Given request: Find every line in the records that holds the string "Parse". Copy each one.

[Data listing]
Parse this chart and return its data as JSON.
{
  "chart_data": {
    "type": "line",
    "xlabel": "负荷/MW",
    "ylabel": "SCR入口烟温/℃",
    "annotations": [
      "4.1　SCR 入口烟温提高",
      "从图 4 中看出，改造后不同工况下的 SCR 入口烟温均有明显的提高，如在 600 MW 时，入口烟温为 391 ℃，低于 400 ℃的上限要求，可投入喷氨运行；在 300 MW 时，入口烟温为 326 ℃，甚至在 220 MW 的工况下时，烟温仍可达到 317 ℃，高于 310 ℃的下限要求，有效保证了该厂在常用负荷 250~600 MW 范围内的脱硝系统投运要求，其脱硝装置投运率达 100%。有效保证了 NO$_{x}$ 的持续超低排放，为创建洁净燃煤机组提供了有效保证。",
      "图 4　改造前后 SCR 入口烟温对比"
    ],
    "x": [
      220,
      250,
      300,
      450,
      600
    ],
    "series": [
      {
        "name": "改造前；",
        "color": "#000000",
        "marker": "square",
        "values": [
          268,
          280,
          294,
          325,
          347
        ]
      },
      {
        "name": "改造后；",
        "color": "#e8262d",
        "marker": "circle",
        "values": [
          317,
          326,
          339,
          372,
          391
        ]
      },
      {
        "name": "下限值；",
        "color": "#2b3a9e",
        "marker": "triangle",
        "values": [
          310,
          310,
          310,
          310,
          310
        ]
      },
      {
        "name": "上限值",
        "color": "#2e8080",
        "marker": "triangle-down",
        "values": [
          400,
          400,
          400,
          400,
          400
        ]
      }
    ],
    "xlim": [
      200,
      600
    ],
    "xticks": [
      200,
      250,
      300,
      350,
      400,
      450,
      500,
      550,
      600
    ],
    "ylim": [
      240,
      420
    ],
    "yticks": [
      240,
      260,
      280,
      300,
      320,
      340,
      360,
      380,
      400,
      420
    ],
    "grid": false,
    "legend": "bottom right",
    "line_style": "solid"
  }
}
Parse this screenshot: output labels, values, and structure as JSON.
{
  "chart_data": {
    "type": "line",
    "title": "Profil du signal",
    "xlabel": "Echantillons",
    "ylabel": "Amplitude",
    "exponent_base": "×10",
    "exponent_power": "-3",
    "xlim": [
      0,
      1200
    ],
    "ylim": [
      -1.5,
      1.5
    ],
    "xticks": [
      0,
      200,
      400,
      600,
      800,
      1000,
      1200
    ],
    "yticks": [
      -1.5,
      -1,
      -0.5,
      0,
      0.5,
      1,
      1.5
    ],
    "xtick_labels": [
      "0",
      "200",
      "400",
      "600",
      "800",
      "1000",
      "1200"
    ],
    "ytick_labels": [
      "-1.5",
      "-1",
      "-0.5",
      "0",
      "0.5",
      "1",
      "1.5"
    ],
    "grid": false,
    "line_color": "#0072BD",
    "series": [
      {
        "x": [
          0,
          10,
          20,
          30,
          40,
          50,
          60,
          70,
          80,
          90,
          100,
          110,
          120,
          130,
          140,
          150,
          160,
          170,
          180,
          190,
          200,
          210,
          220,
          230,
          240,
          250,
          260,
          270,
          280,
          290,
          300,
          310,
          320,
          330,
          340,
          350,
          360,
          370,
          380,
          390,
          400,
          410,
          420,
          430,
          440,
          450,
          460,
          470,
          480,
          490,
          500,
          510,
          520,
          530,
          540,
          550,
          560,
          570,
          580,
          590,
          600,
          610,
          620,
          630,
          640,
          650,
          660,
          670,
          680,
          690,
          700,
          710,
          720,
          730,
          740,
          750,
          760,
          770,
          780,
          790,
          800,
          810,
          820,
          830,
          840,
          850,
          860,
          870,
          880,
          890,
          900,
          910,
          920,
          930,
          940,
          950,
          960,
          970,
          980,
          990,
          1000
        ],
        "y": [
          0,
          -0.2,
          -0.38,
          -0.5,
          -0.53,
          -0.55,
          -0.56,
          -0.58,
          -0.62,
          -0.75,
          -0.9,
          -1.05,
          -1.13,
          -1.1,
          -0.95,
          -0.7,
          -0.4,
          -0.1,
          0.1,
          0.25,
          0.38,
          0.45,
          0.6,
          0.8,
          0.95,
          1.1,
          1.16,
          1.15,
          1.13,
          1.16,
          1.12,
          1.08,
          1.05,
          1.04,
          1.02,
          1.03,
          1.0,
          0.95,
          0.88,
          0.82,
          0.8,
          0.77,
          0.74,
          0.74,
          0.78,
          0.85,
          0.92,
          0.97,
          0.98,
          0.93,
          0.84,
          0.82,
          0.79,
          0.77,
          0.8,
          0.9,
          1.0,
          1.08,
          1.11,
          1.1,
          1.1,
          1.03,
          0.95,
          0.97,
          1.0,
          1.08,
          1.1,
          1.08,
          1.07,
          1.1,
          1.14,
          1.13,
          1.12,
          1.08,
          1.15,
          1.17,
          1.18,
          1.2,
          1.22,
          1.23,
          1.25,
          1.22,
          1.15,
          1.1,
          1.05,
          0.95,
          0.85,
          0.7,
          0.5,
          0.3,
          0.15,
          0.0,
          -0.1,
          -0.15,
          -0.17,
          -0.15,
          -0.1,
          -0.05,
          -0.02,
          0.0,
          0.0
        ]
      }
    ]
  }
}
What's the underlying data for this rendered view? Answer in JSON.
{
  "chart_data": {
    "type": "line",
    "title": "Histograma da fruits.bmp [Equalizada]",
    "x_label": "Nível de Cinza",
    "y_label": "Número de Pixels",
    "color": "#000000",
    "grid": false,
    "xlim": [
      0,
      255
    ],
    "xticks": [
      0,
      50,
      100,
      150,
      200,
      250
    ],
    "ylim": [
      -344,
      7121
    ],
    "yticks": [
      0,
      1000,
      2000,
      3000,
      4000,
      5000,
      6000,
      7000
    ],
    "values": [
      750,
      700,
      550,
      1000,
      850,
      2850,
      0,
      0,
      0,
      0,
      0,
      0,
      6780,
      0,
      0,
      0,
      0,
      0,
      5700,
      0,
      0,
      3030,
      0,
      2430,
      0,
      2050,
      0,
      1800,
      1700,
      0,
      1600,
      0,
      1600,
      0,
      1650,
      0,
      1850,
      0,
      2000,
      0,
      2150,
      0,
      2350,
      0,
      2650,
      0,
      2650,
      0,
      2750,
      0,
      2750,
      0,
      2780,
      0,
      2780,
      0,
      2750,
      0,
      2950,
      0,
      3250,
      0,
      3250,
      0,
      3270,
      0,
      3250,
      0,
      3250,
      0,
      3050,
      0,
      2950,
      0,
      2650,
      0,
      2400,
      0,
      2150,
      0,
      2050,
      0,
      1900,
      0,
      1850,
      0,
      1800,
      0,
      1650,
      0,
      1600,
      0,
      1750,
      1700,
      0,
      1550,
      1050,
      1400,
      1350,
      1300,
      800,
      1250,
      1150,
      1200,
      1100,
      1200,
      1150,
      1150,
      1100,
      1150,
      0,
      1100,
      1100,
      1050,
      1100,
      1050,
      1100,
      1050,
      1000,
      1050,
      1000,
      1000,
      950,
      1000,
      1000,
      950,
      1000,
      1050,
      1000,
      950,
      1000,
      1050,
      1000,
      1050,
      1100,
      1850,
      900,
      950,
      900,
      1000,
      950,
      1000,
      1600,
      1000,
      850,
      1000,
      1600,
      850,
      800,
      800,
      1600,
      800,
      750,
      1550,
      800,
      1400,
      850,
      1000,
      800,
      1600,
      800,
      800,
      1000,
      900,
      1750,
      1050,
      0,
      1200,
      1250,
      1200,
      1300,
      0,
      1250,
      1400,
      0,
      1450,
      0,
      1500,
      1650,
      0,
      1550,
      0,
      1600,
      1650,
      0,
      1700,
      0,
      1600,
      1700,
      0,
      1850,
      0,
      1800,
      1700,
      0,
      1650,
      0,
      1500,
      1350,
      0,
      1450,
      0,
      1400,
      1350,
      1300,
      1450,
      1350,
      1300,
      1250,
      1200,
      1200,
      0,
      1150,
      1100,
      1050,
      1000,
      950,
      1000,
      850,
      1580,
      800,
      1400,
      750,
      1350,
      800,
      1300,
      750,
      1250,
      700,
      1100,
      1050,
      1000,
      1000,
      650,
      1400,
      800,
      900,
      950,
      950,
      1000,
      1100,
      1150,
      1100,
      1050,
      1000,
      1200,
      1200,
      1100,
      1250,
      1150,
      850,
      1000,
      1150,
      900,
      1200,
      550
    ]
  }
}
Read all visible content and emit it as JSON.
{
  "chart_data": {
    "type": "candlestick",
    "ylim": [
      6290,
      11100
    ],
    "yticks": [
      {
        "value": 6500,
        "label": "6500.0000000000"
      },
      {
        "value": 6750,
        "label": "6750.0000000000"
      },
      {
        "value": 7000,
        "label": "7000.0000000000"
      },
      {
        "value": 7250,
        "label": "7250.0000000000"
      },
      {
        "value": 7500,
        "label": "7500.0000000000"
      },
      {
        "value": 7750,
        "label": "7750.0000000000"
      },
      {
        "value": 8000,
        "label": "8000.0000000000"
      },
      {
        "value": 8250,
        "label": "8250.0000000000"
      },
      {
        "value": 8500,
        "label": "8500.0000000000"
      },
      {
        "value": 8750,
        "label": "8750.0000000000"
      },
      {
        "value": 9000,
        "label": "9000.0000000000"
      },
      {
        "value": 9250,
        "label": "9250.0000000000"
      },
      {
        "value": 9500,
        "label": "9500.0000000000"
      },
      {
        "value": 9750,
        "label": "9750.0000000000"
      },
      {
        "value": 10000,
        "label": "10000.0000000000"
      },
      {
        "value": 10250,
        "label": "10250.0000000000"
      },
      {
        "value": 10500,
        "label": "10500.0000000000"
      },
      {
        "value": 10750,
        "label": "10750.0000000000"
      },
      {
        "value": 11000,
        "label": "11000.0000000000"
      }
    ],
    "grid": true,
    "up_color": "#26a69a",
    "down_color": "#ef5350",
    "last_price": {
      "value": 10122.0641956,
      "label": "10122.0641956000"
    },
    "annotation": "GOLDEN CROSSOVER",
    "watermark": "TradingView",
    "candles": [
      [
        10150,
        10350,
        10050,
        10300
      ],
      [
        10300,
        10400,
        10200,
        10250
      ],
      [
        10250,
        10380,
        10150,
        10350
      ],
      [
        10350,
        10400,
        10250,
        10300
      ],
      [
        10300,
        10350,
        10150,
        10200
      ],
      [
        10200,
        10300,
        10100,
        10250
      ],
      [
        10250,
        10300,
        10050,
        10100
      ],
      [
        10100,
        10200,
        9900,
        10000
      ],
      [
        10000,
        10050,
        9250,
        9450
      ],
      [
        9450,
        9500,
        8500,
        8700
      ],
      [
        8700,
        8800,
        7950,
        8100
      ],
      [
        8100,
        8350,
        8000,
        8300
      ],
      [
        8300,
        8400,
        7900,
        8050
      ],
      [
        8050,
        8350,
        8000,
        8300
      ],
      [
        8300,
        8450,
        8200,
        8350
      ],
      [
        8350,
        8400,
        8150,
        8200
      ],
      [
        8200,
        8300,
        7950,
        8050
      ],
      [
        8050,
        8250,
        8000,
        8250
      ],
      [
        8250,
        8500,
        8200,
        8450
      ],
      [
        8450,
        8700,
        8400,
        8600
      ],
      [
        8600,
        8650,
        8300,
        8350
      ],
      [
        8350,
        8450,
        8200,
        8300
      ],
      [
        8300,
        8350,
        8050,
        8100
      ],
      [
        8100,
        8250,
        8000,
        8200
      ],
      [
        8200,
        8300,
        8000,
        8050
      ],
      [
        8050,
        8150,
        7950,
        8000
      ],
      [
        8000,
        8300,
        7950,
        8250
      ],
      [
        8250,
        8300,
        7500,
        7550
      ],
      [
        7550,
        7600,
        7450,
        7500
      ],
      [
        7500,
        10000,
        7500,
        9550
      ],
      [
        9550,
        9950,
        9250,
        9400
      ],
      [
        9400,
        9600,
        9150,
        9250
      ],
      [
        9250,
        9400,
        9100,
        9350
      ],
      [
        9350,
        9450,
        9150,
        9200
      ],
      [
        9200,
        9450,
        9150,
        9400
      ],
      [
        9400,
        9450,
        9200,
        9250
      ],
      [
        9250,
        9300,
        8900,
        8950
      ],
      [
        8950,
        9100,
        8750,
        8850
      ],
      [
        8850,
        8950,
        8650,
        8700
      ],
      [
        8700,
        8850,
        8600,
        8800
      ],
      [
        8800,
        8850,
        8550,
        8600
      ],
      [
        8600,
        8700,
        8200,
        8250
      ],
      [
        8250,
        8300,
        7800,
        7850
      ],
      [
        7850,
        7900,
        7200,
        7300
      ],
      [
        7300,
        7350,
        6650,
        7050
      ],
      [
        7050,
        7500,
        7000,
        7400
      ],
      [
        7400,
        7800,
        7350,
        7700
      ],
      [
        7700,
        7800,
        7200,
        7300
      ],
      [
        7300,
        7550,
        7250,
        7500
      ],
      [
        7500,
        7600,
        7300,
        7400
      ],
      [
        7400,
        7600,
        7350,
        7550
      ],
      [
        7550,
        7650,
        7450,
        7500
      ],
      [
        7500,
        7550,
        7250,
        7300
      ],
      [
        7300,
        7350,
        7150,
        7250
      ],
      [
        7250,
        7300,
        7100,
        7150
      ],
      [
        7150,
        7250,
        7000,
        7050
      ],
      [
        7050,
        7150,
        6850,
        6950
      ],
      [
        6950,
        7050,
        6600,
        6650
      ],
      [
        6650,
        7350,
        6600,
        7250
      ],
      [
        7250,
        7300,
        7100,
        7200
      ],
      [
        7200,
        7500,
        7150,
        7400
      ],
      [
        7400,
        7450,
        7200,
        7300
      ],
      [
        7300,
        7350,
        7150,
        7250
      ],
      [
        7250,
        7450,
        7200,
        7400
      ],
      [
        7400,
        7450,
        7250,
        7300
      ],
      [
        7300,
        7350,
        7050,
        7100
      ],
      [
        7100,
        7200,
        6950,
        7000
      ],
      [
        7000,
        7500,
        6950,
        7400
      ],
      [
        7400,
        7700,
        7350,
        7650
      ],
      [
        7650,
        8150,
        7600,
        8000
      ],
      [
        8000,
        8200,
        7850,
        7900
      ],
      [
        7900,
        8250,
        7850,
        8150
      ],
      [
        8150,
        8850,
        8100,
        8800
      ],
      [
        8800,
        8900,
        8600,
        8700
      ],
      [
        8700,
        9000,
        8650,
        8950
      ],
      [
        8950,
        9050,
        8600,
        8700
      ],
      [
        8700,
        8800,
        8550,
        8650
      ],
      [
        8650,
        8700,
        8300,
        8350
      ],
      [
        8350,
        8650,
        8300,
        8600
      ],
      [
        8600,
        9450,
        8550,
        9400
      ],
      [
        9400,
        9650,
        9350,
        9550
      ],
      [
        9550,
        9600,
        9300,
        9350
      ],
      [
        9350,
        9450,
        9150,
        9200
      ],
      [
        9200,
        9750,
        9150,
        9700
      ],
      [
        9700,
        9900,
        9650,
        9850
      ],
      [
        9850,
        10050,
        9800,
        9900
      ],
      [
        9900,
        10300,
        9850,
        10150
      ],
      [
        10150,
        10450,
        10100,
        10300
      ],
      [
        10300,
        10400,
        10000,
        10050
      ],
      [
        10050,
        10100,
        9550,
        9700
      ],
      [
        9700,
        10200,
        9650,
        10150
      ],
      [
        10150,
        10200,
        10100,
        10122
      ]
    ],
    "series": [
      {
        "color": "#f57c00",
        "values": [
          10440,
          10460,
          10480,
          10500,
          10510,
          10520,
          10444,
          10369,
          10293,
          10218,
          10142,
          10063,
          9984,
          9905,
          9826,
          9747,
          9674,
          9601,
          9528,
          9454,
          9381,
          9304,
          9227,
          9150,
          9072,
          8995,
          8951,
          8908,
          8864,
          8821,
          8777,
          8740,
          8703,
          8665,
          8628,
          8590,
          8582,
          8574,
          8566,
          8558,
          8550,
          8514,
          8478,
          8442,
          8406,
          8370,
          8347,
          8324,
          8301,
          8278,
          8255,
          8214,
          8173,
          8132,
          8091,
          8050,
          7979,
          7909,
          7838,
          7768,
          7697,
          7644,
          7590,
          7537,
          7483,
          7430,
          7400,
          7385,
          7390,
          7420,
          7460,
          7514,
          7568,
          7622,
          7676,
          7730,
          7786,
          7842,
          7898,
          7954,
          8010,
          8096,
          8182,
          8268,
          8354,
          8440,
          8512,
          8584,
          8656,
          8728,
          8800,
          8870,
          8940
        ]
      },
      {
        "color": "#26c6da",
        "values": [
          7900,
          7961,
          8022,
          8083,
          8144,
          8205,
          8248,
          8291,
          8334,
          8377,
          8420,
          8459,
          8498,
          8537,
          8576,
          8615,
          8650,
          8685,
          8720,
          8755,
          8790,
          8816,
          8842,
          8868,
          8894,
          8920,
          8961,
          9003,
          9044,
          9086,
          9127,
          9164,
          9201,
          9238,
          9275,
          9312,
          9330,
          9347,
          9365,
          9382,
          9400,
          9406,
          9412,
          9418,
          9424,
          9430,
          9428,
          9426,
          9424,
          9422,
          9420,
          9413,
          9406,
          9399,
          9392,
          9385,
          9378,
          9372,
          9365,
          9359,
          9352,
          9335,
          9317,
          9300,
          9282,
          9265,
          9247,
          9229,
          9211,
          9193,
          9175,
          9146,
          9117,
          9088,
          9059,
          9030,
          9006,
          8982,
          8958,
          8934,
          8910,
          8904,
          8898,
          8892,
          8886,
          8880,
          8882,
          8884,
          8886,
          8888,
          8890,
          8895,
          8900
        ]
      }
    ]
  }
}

Answer to this exercise:
Parse this chart and return its data as JSON.
Parse this screenshot: output labels, values, and structure as JSON.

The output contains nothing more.